_WHAT TO WORK ON_:
Find every line of the listing below where "bucurie" appears, and copy it.

_DATA SHOWN_:
_ _ _ _

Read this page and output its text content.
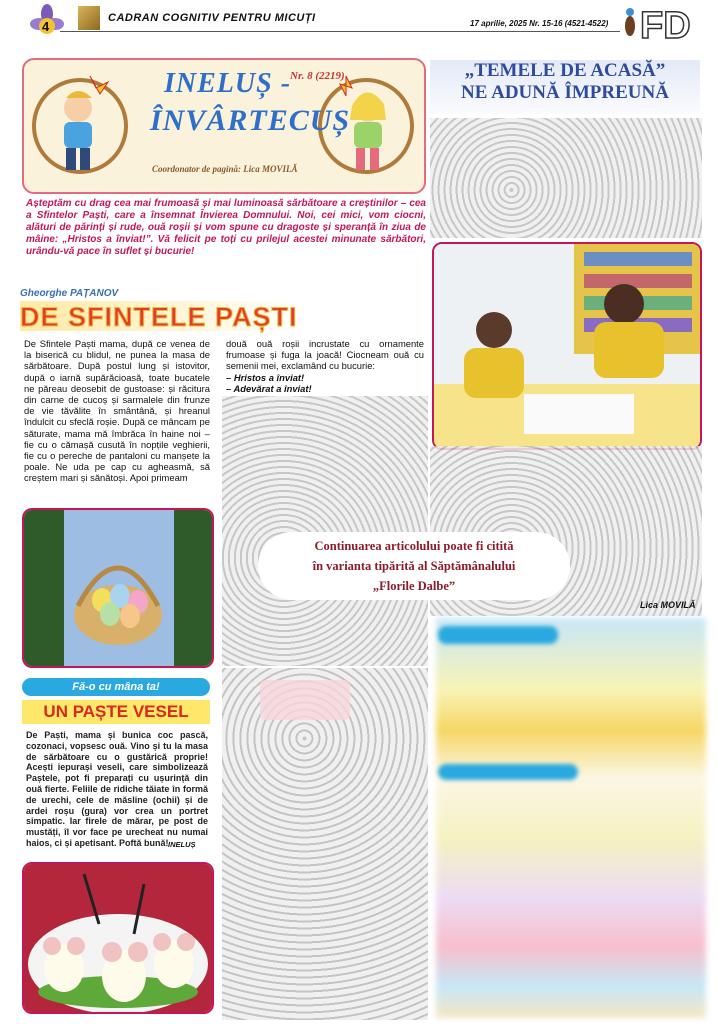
4
CADRAN COGNITIV PENTRU MICUȚI	17 aprilie, 2025 Nr. 15-16 (4521-4522) FD
INELUȘ -
Nr. 8 (2219)
ÎNVÂRTECUȘ
Coordonator de pagină: Lica MOVILĂ
Așteptăm cu drag cea mai frumoasă și mai luminoasă sărbătoare a creștinilor – cea a Sfintelor Paști, care a însemnat Învierea Domnului. Noi, cei mici, vom ciocni, alături de părinți și rude, ouă roșii și vom spune cu dragoste și speranță în ziua de mâine: „Hristos a înviat!”. Vă felicit pe toți cu prilejul acestei minunate sărbători, urându-vă pace în suflet și bucurie!
Gheorghe PAȚANOV
DE SFINTELE PAȘTI
De Sfintele Paști mama, după ce venea de la biserică cu blidul, ne punea la masa de sărbătoare. După postul lung și istovitor, după o iarnă supărăcioasă, toate bucatele ne păreau deosebit de gustoase: și răcitura din carne de cucoș și sarmalele din frunze de vie tăvălite în smântână, și hreanul îndulcit cu sfeclă roșie. După ce mâncam pe săturate, mama mă îmbrăca în haine noi – fie cu o cămașă cusută în nopțile veghierii, fie cu o pereche de pantaloni cu manșete la poale. Ne uda pe cap cu agheasmă, să creștem mari și sănătoși. Apoi primeam
două ouă roșii incrustate cu ornamente frumoase și fuga la joacă! Ciocneam ouă cu semenii mei, exclamând cu bucurie:
– Hristos a înviat!
– Adevărat a înviat!
Fă-o cu mâna ta!
UN PAȘTE VESEL
De Paști, mama și bunica coc pască, cozonaci, vopsesc ouă. Vino și tu la masa de sărbătoare cu o gustărică proprie! Acești iepurași veseli, care simbolizează Paștele, pot fi preparați cu ușurință din ouă fierte. Feliile de ridiche tăiate în formă de urechi, cele de măsline (ochii) și de ardei roșu (gura) vor crea un portret simpatic. Iar firele de mărar, pe post de mustăți, îl vor face pe urecheat nu numai haios, ci și apetisant. Poftă bună! INELUȘ
„TEMELE DE ACASĂ”
NE ADUNĂ ÎMPREUNĂ
Continuarea articolului poate fi citită
în varianta tipărită al Săptămânalului
„Florile Dalbe”
Lica MOVILĂ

_ _ _ _

_THE RESULT_:
Așteptăm cu drag cea mai frumoasă și mai luminoasă sărbătoare a creștinilor – cea a Sfintelor Paști, care a însemnat Învierea Domnului. Noi, cei mici, vom ciocni, alături de părinți și rude, ouă roșii și vom spune cu dragoste și speranță în ziua de mâine: „Hristos a înviat!”. Vă felicit pe toți cu prilejul acestei minunate sărbători, urându-vă pace în suflet și bucurie!
două ouă roșii incrustate cu ornamente frumoase și fuga la joacă! Ciocneam ouă cu semenii mei, exclamând cu bucurie:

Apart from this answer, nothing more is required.